▶ _DATA FOR THE TASK_
######
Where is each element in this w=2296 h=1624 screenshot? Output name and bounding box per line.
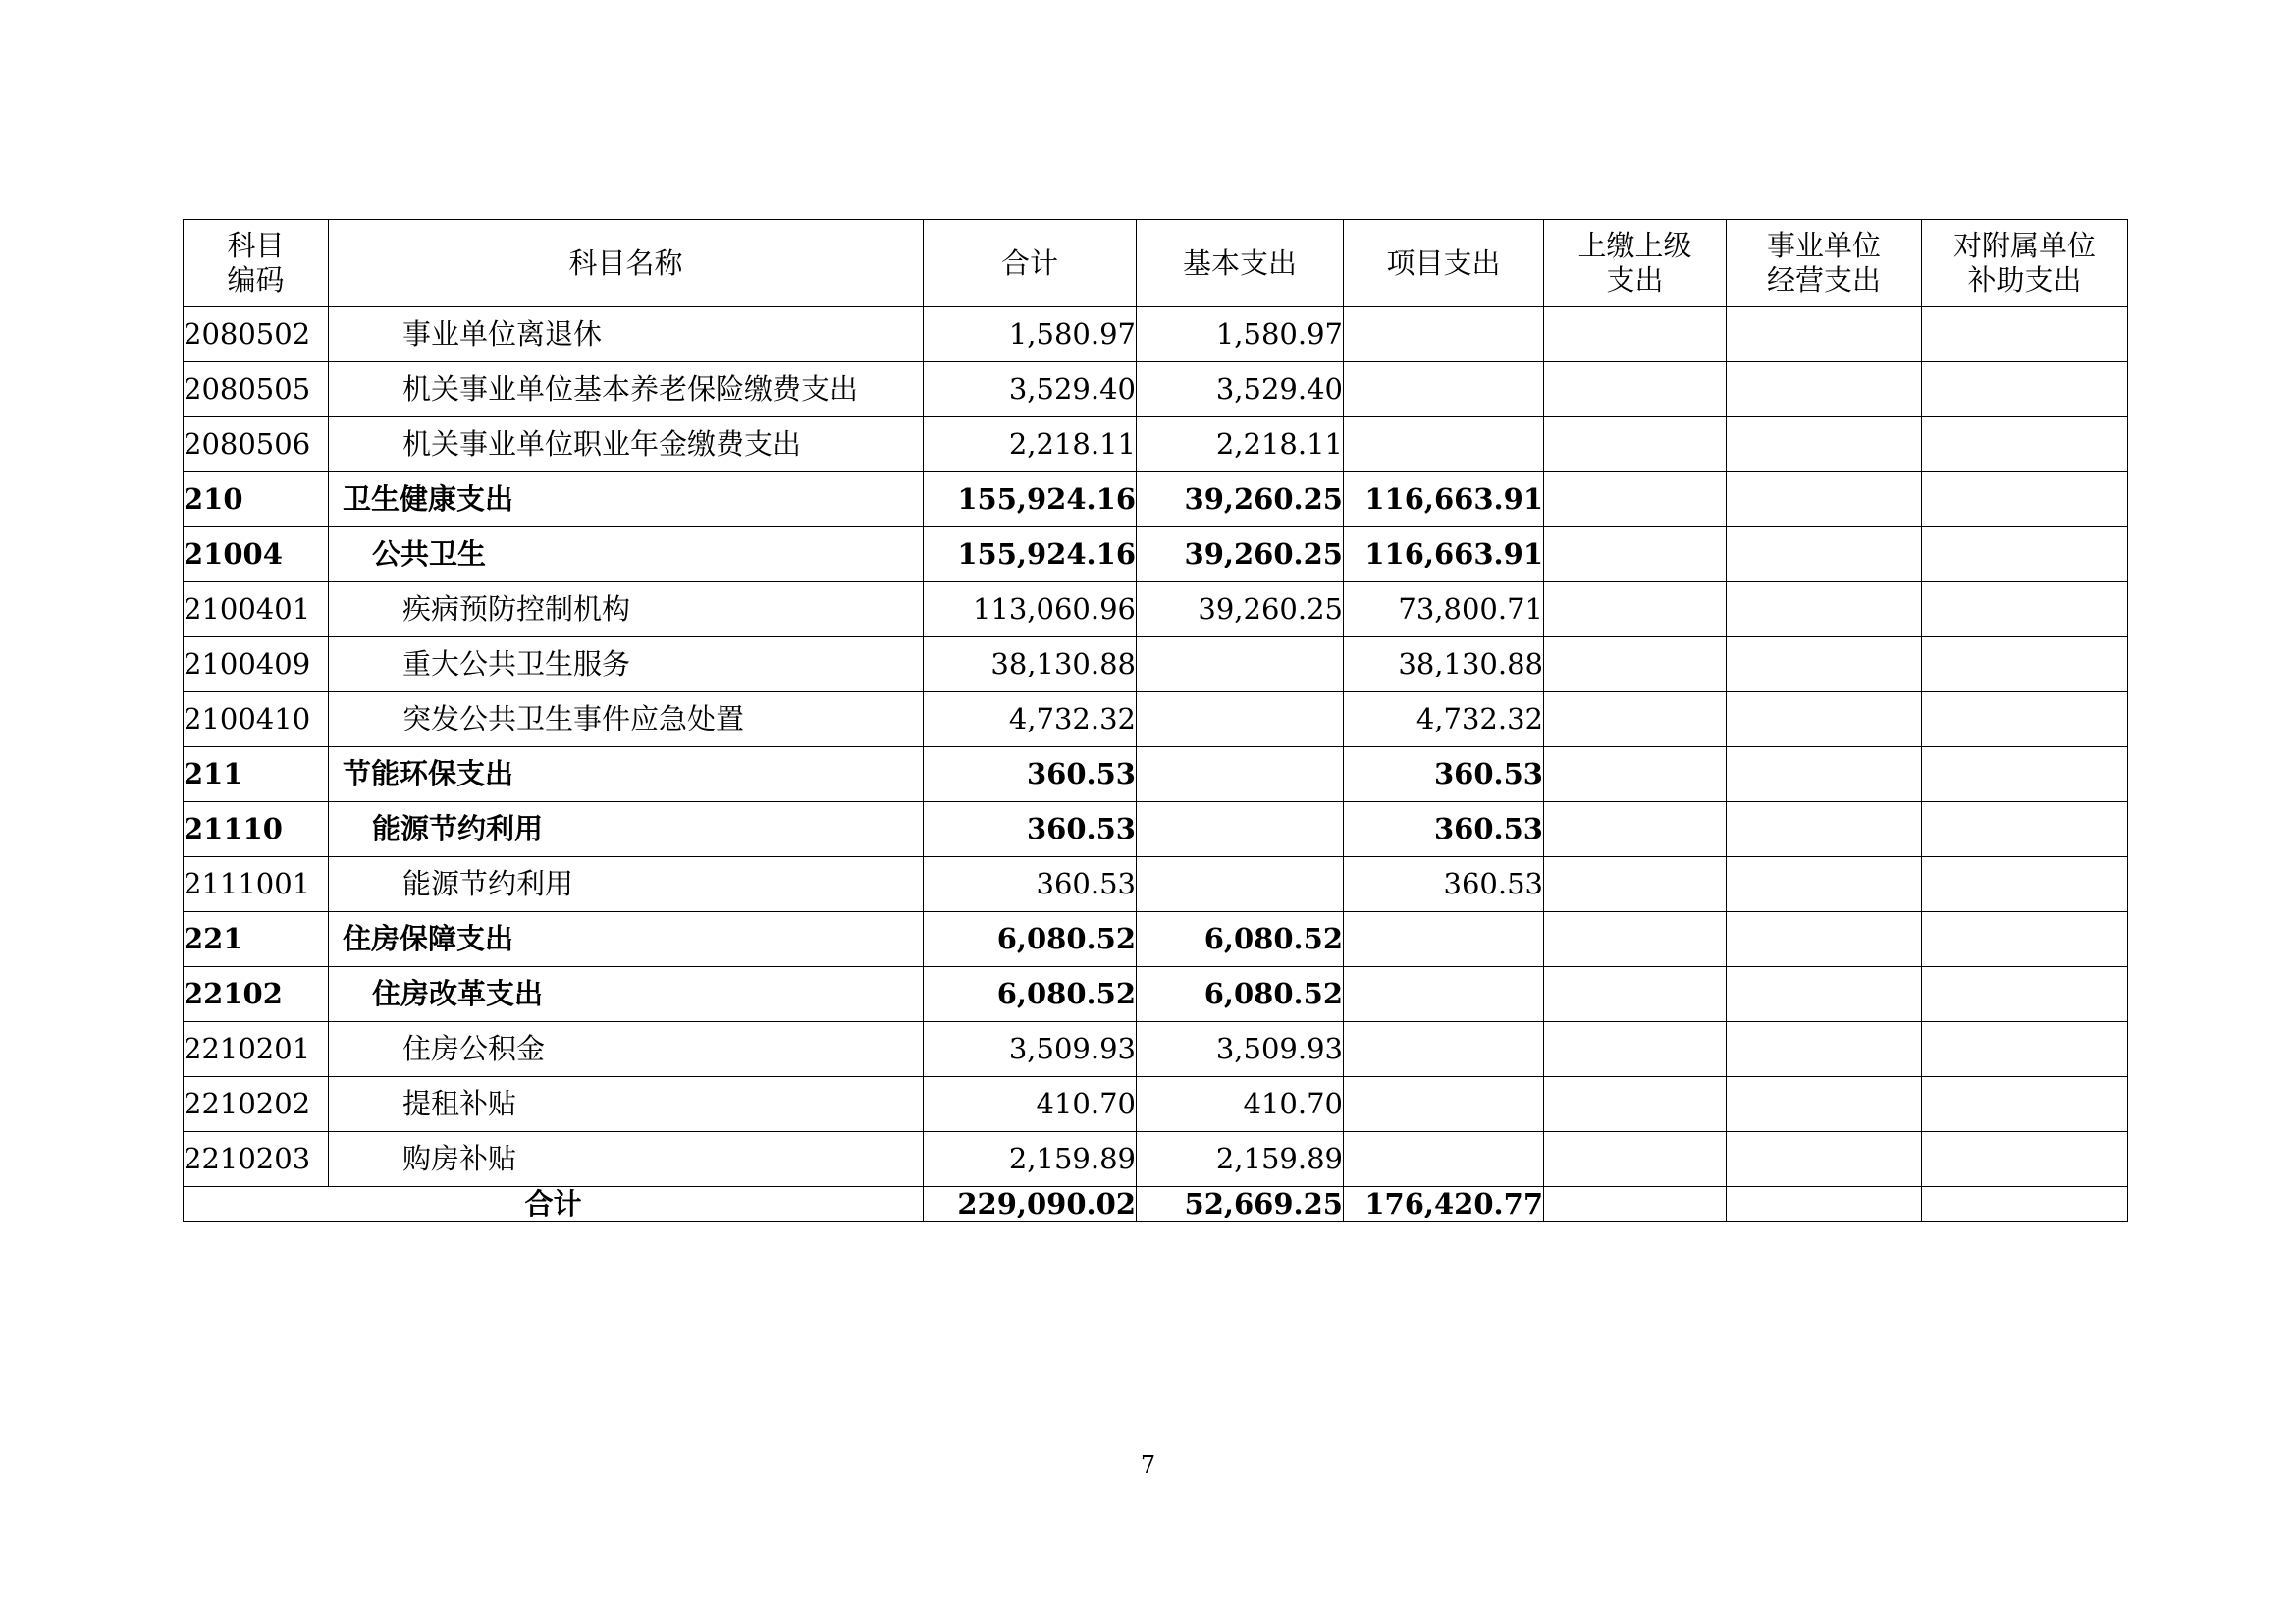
affiliate-subsidy-cell [1922, 802, 2128, 857]
expenditure-table [183, 219, 2128, 1222]
business-operation-cell [1727, 472, 1922, 527]
basic-expenditure-cell: 410.70 [1137, 1077, 1344, 1132]
project-expenditure-cell: 360.53 [1344, 857, 1544, 912]
total-sum-cell: 229,090.02 [924, 1187, 1137, 1222]
total-cell: 155,924.16 [924, 527, 1137, 582]
basic-expenditure-cell [1137, 802, 1344, 857]
total-cell: 38,130.88 [924, 637, 1137, 692]
subject-code-cell: 2100409 [184, 637, 329, 692]
subject-code-cell: 2100401 [184, 582, 329, 637]
business-operation-cell [1727, 692, 1922, 747]
upper-remittance-cell [1544, 857, 1727, 912]
header-row [184, 220, 2128, 307]
upper-remittance-cell [1544, 747, 1727, 802]
affiliate-subsidy-cell [1922, 527, 2128, 582]
business-operation-cell [1727, 1077, 1922, 1132]
total-cell: 155,924.16 [924, 472, 1137, 527]
subject-code-cell: 21110 [184, 802, 329, 857]
table-row [184, 692, 2128, 747]
table-row [184, 967, 2128, 1022]
subject-name-cell: 住房保障支出 [329, 912, 924, 967]
upper-remittance-cell [1544, 1132, 1727, 1187]
business-operation-cell [1727, 527, 1922, 582]
subject-name-cell: 提租补贴 [329, 1077, 924, 1132]
table-row [184, 417, 2128, 472]
subject-name-cell: 住房公积金 [329, 1022, 924, 1077]
basic-expenditure-cell: 39,260.25 [1137, 582, 1344, 637]
affiliate-subsidy-cell [1922, 582, 2128, 637]
project-expenditure-cell [1344, 1077, 1544, 1132]
basic-expenditure-cell: 1,580.97 [1137, 307, 1344, 362]
header-subject-code [184, 220, 329, 307]
total-cell: 6,080.52 [924, 912, 1137, 967]
subject-code-cell: 2080506 [184, 417, 329, 472]
table-row [184, 912, 2128, 967]
table-header [184, 220, 2128, 307]
total-cell: 410.70 [924, 1077, 1137, 1132]
subject-name-cell: 疾病预防控制机构 [329, 582, 924, 637]
table-row [184, 472, 2128, 527]
subject-code-cell: 22102 [184, 967, 329, 1022]
business-operation-cell [1727, 307, 1922, 362]
subject-code-cell: 2210201 [184, 1022, 329, 1077]
upper-remittance-cell [1544, 417, 1727, 472]
affiliate-subsidy-cell [1922, 637, 2128, 692]
project-expenditure-cell [1344, 1022, 1544, 1077]
total-label: 合计 [184, 1187, 924, 1222]
subject-name-cell: 公共卫生 [329, 527, 924, 582]
total-basic-cell: 52,669.25 [1137, 1187, 1344, 1222]
subject-code-cell: 210 [184, 472, 329, 527]
project-expenditure-cell [1344, 307, 1544, 362]
table-row [184, 857, 2128, 912]
affiliate-subsidy-cell [1922, 1077, 2128, 1132]
upper-remittance-cell [1544, 967, 1727, 1022]
upper-remittance-cell [1544, 472, 1727, 527]
table-footer [184, 1187, 2128, 1222]
header-subject-name: 科目名称 [329, 220, 924, 307]
subject-name-cell: 节能环保支出 [329, 747, 924, 802]
business-operation-cell [1727, 857, 1922, 912]
business-operation-cell [1727, 362, 1922, 417]
subject-name-cell: 住房改革支出 [329, 967, 924, 1022]
subject-name-cell: 卫生健康支出 [329, 472, 924, 527]
basic-expenditure-cell: 39,260.25 [1137, 527, 1344, 582]
basic-expenditure-cell [1137, 747, 1344, 802]
affiliate-subsidy-cell [1922, 1022, 2128, 1077]
header-subsidy-line2: 补助支出 [1967, 263, 2082, 297]
upper-remittance-cell [1544, 362, 1727, 417]
table-row [184, 362, 2128, 417]
header-business-line1: 事业单位 [1766, 229, 1881, 263]
basic-expenditure-cell: 39,260.25 [1137, 472, 1344, 527]
subject-name-cell: 能源节约利用 [329, 857, 924, 912]
total-cell: 6,080.52 [924, 967, 1137, 1022]
project-expenditure-cell: 116,663.91 [1344, 527, 1544, 582]
basic-expenditure-cell: 6,080.52 [1137, 967, 1344, 1022]
total-subsidy-cell [1922, 1187, 2128, 1222]
basic-expenditure-cell: 2,159.89 [1137, 1132, 1344, 1187]
project-expenditure-cell [1344, 1132, 1544, 1187]
header-upper-level-remittance [1544, 220, 1727, 307]
affiliate-subsidy-cell [1922, 362, 2128, 417]
subject-code-cell: 221 [184, 912, 329, 967]
subject-name-cell: 重大公共卫生服务 [329, 637, 924, 692]
upper-remittance-cell [1544, 912, 1727, 967]
affiliate-subsidy-cell [1922, 307, 2128, 362]
total-cell: 3,509.93 [924, 1022, 1137, 1077]
subject-code-cell: 2210203 [184, 1132, 329, 1187]
table-row [184, 637, 2128, 692]
affiliate-subsidy-cell [1922, 472, 2128, 527]
business-operation-cell [1727, 417, 1922, 472]
upper-remittance-cell [1544, 802, 1727, 857]
header-upper-level-line2: 支出 [1606, 263, 1664, 297]
project-expenditure-cell: 360.53 [1344, 747, 1544, 802]
header-subject-code-line1: 科目 [227, 229, 285, 263]
header-affiliate-subsidy [1922, 220, 2128, 307]
business-operation-cell [1727, 1132, 1922, 1187]
header-business-line2: 经营支出 [1766, 263, 1881, 297]
table-row [184, 1132, 2128, 1187]
header-subject-code-line2: 编码 [227, 263, 285, 297]
business-operation-cell [1727, 1022, 1922, 1077]
upper-remittance-cell [1544, 637, 1727, 692]
subject-code-cell: 2080502 [184, 307, 329, 362]
basic-expenditure-cell [1137, 637, 1344, 692]
affiliate-subsidy-cell [1922, 1132, 2128, 1187]
basic-expenditure-cell: 6,080.52 [1137, 912, 1344, 967]
total-project-cell: 176,420.77 [1344, 1187, 1544, 1222]
subject-name-cell: 突发公共卫生事件应急处置 [329, 692, 924, 747]
upper-remittance-cell [1544, 582, 1727, 637]
total-cell: 1,580.97 [924, 307, 1137, 362]
subject-code-cell: 211 [184, 747, 329, 802]
project-expenditure-cell [1344, 362, 1544, 417]
table-body [184, 307, 2128, 1187]
header-project-expenditure: 项目支出 [1344, 220, 1544, 307]
business-operation-cell [1727, 582, 1922, 637]
header-basic-expenditure: 基本支出 [1137, 220, 1344, 307]
total-cell: 360.53 [924, 857, 1137, 912]
business-operation-cell [1727, 912, 1922, 967]
affiliate-subsidy-cell [1922, 747, 2128, 802]
project-expenditure-cell: 360.53 [1344, 802, 1544, 857]
header-upper-level-line1: 上缴上级 [1577, 229, 1692, 263]
project-expenditure-cell: 73,800.71 [1344, 582, 1544, 637]
upper-remittance-cell [1544, 1022, 1727, 1077]
total-business-cell [1727, 1187, 1922, 1222]
header-subsidy-line1: 对附属单位 [1952, 229, 2096, 263]
basic-expenditure-cell: 3,509.93 [1137, 1022, 1344, 1077]
total-cell: 360.53 [924, 802, 1137, 857]
basic-expenditure-cell [1137, 857, 1344, 912]
project-expenditure-cell [1344, 912, 1544, 967]
project-expenditure-cell: 38,130.88 [1344, 637, 1544, 692]
table-row [184, 747, 2128, 802]
project-expenditure-cell: 116,663.91 [1344, 472, 1544, 527]
table-row [184, 802, 2128, 857]
affiliate-subsidy-cell [1922, 417, 2128, 472]
business-operation-cell [1727, 637, 1922, 692]
affiliate-subsidy-cell [1922, 692, 2128, 747]
upper-remittance-cell [1544, 527, 1727, 582]
table-row [184, 582, 2128, 637]
total-cell: 4,732.32 [924, 692, 1137, 747]
table-row [184, 1022, 2128, 1077]
total-cell: 360.53 [924, 747, 1137, 802]
affiliate-subsidy-cell [1922, 912, 2128, 967]
total-upper-cell [1544, 1187, 1727, 1222]
upper-remittance-cell [1544, 307, 1727, 362]
project-expenditure-cell [1344, 967, 1544, 1022]
project-expenditure-cell: 4,732.32 [1344, 692, 1544, 747]
total-cell: 113,060.96 [924, 582, 1137, 637]
page-number: 7 [1140, 1451, 1156, 1479]
upper-remittance-cell [1544, 692, 1727, 747]
upper-remittance-cell [1544, 1077, 1727, 1132]
total-cell: 2,159.89 [924, 1132, 1137, 1187]
header-business-operation [1727, 220, 1922, 307]
table-row [184, 1077, 2128, 1132]
affiliate-subsidy-cell [1922, 857, 2128, 912]
header-total: 合计 [924, 220, 1137, 307]
subject-name-cell: 机关事业单位职业年金缴费支出 [329, 417, 924, 472]
subject-code-cell: 21004 [184, 527, 329, 582]
subject-name-cell: 机关事业单位基本养老保险缴费支出 [329, 362, 924, 417]
basic-expenditure-cell: 3,529.40 [1137, 362, 1344, 417]
table-row [184, 527, 2128, 582]
total-row [184, 1187, 2128, 1222]
business-operation-cell [1727, 967, 1922, 1022]
table-row [184, 307, 2128, 362]
basic-expenditure-cell [1137, 692, 1344, 747]
subject-code-cell: 2111001 [184, 857, 329, 912]
basic-expenditure-cell: 2,218.11 [1137, 417, 1344, 472]
subject-name-cell: 购房补贴 [329, 1132, 924, 1187]
subject-code-cell: 2100410 [184, 692, 329, 747]
subject-name-cell: 能源节约利用 [329, 802, 924, 857]
business-operation-cell [1727, 747, 1922, 802]
affiliate-subsidy-cell [1922, 967, 2128, 1022]
subject-code-cell: 2080505 [184, 362, 329, 417]
total-cell: 3,529.40 [924, 362, 1137, 417]
business-operation-cell [1727, 802, 1922, 857]
subject-name-cell: 事业单位离退休 [329, 307, 924, 362]
total-cell: 2,218.11 [924, 417, 1137, 472]
project-expenditure-cell [1344, 417, 1544, 472]
subject-code-cell: 2210202 [184, 1077, 329, 1132]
######
Count how many lines of the listing contain the string "能源节约利用". Reply with the number only.

▶ _REPLY TO THE EXERCISE_
2